* **INSTRUCTIONS TO FOLLOW**: List each line in which the string "will" appears.

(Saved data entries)

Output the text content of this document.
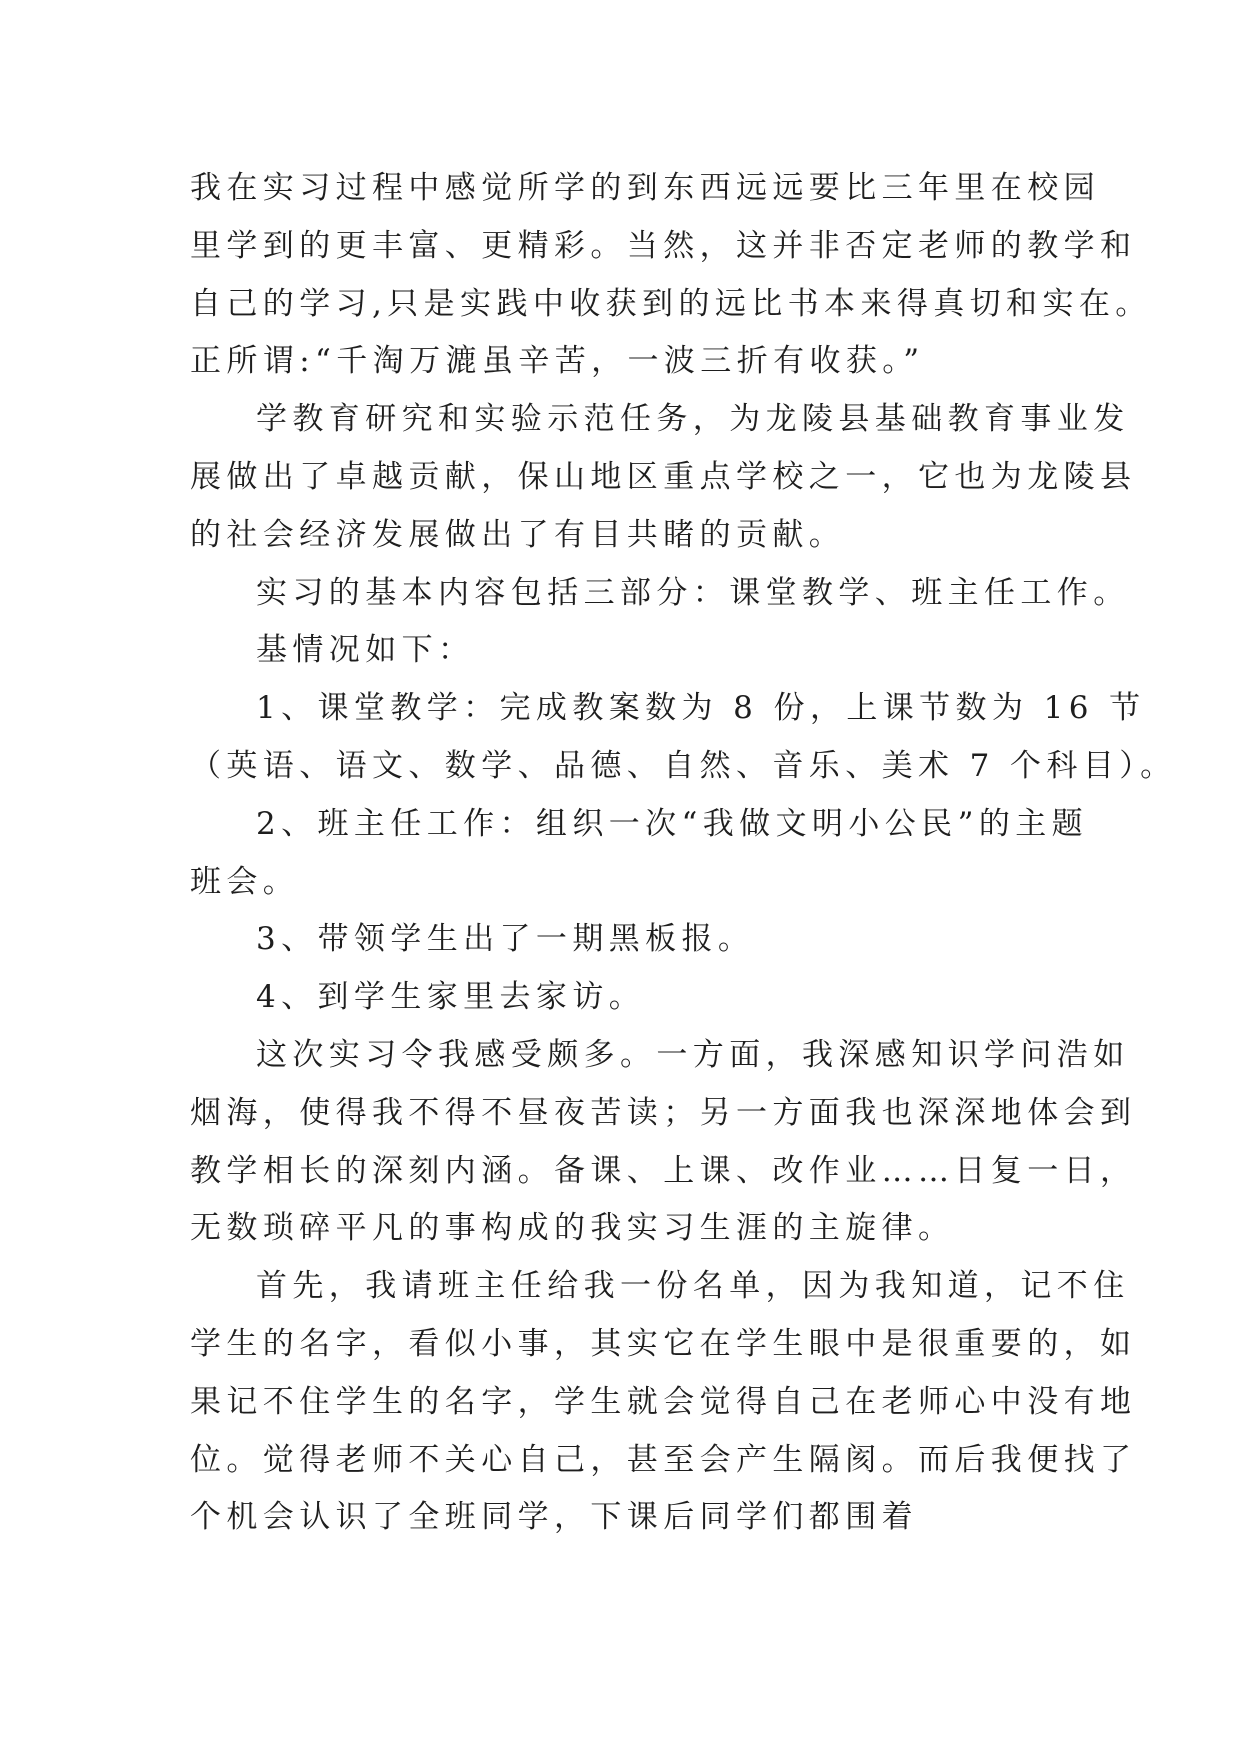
我在实习过程中感觉所学的到东西远远要比三年里在校园
里学到的更丰富、更精彩。当然，这并非否定老师的教学和
自己的学习,只是实践中收获到的远比书本来得真切和实在。
正所谓:“千淘万漉虽辛苦，一波三折有收获。”
学教育研究和实验示范任务，为龙陵县基础教育事业发
展做出了卓越贡献，保山地区重点学校之一，它也为龙陵县
的社会经济发展做出了有目共睹的贡献。
实习的基本内容包括三部分：课堂教学、班主任工作。
基情况如下：
1、课堂教学：完成教案数为 8 份，上课节数为 16 节
（英语、语文、数学、品德、自然、音乐、美术 7 个科目）。
2、班主任工作：组织一次“我做文明小公民”的主题
班会。
3、带领学生出了一期黑板报。
4、到学生家里去家访。
这次实习令我感受颇多。一方面，我深感知识学问浩如
烟海，使得我不得不昼夜苦读；另一方面我也深深地体会到
教学相长的深刻内涵。备课、上课、改作业……日复一日，
无数琐碎平凡的事构成的我实习生涯的主旋律。
首先，我请班主任给我一份名单，因为我知道，记不住
学生的名字，看似小事，其实它在学生眼中是很重要的，如
果记不住学生的名字，学生就会觉得自己在老师心中没有地
位。觉得老师不关心自己，甚至会产生隔阂。而后我便找了
个机会认识了全班同学，下课后同学们都围着
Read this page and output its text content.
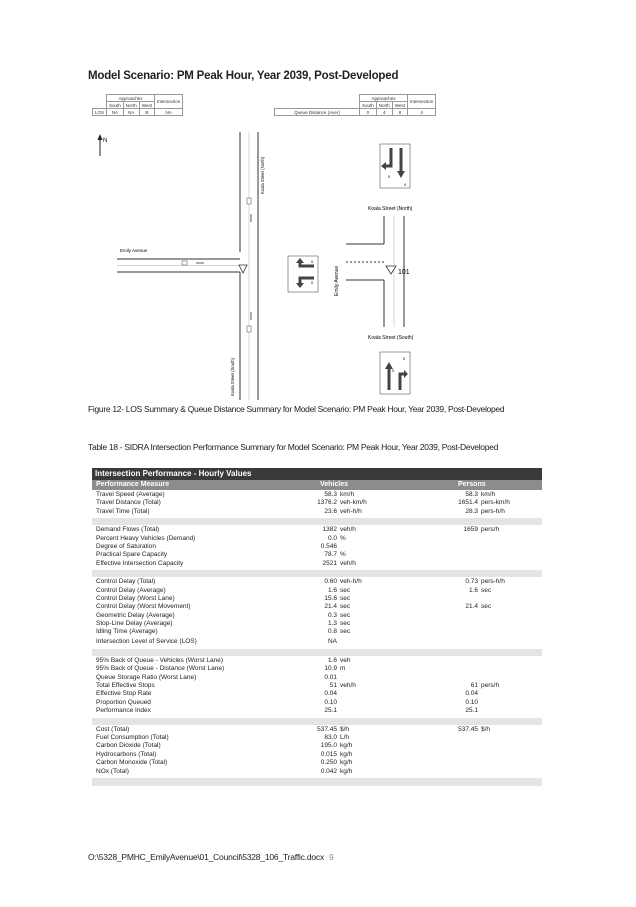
Model Scenario: PM Peak Hour, Year 2039, Post-Developed
	Approaches			Intersection
	South	North	West	
LOS	NA	NA	B	NA
	Approaches			Intersection
	South	North	West	
Queue Distance (Aver)	0	4	8	4
N
Emily Avenue
Koala Street (North)
Koala Street (South)
101
Koala Street (North)
Koala Street (South)
Emily Avenue
0
4
0
0
0
0
Figure 12- LOS Summary & Queue Distance Summary for Model Scenario: PM Peak Hour, Year 2039, Post-Developed
Table 18 - SIDRA Intersection Performance Summary for Model Scenario: PM Peak Hour, Year 2039, Post-Developed
Intersection Performance - Hourly Values
Performance Measure	Vehicles	Persons
Travel Speed (Average)	58.3 km/h	58.3 km/h
Travel Distance (Total)	1376.2 veh-km/h	1651.4 pers-km/h
Travel Time (Total)	23.6 veh-h/h	28.3 pers-h/h
Demand Flows (Total)	1382 veh/h	1659 pers/h
Percent Heavy Vehicles (Demand)	0.0 %
Degree of Saturation	0.546
Practical Spare Capacity	78.7 %
Effective Intersection Capacity	2521 veh/h
Control Delay (Total)	0.60 veh-h/h	0.73 pers-h/h
Control Delay (Average)	1.6 sec	1.6 sec
Control Delay (Worst Lane)	15.6 sec
Control Delay (Worst Movement)	21.4 sec	21.4 sec
Geometric Delay (Average)	0.3 sec
Stop-Line Delay (Average)	1.3 sec
Idling Time (Average)	0.8 sec
Intersection Level of Service (LOS)	NA
95% Back of Queue - Vehicles (Worst Lane)	1.6 veh
95% Back of Queue - Distance (Worst Lane)	10.9 m
Queue Storage Ratio (Worst Lane)	0.01
Total Effective Stops	51 veh/h	61 pers/h
Effective Stop Rate	0.04	0.04
Proportion Queued	0.10	0.10
Performance Index	25.1	25.1
Cost (Total)	537.45 $/h	537.45 $/h
Fuel Consumption (Total)	83.0 L/h
Carbon Dioxide (Total)	195.0 kg/h
Hydrocarbons (Total)	0.015 kg/h
Carbon Monoxide (Total)	0.250 kg/h
NOx (Total)	0.042 kg/h
O:\5328_PMHC_EmilyAvenue\01_Council\5328_106_Traffic.docx 9
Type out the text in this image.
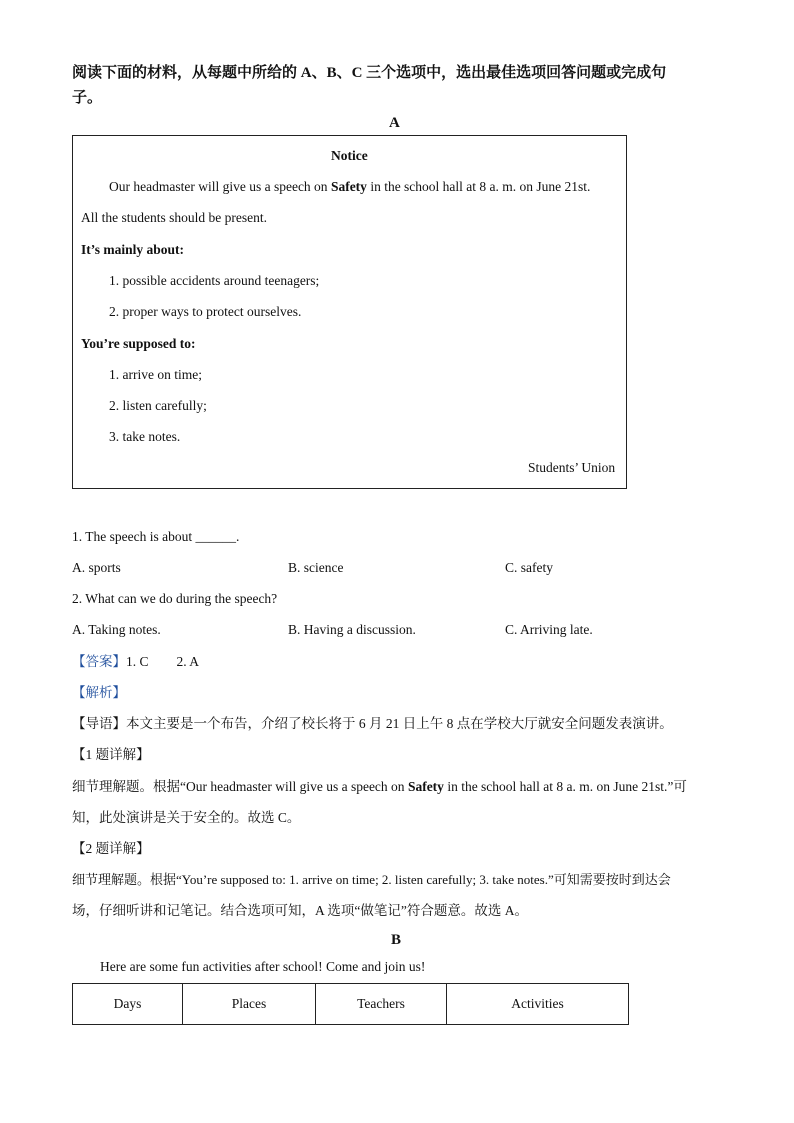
阅读下面的材料，从每题中所给的 A、B、C 三个选项中，选出最佳选项回答问题或完成句
子。
A
Notice
Our headmaster will give us a speech on Safety in the school hall at 8 a. m. on June 21st.
All the students should be present.
It’s mainly about:
1. possible accidents around teenagers;
2. proper ways to protect ourselves.
You’re supposed to:
1. arrive on time;
2. listen carefully;
3. take notes.
Students’ Union
1. The speech is about ______.
A. sports	B. science	C. safety
2. What can we do during the speech?
A. Taking notes.	B. Having a discussion.	C. Arriving late.
【答案】1. C 2. A
【解析】
【导语】本文主要是一个布告，介绍了校长将于 6 月 21 日上午 8 点在学校大厅就安全问题发表演讲。
【1 题详解】
细节理解题。根据“Our headmaster will give us a speech on Safety in the school hall at 8 a. m. on June 21st.”可
知，此处演讲是关于安全的。故选 C。
【2 题详解】
细节理解题。根据“You’re supposed to: 1. arrive on time; 2. listen carefully; 3. take notes.”可知需要按时到达会
场，仔细听讲和记笔记。结合选项可知，A 选项“做笔记”符合题意。故选 A。
B
Here are some fun activities after school! Come and join us!
Days	Places	Teachers	Activities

* **THE SOLUTION**:
Our headmaster will give us a speech on Safety in the school hall at 8 a. m. on June 21st.
细节理解题。根据“Our headmaster will give us a speech on Safety in the school hall at 8 a. m. on June 21st.”可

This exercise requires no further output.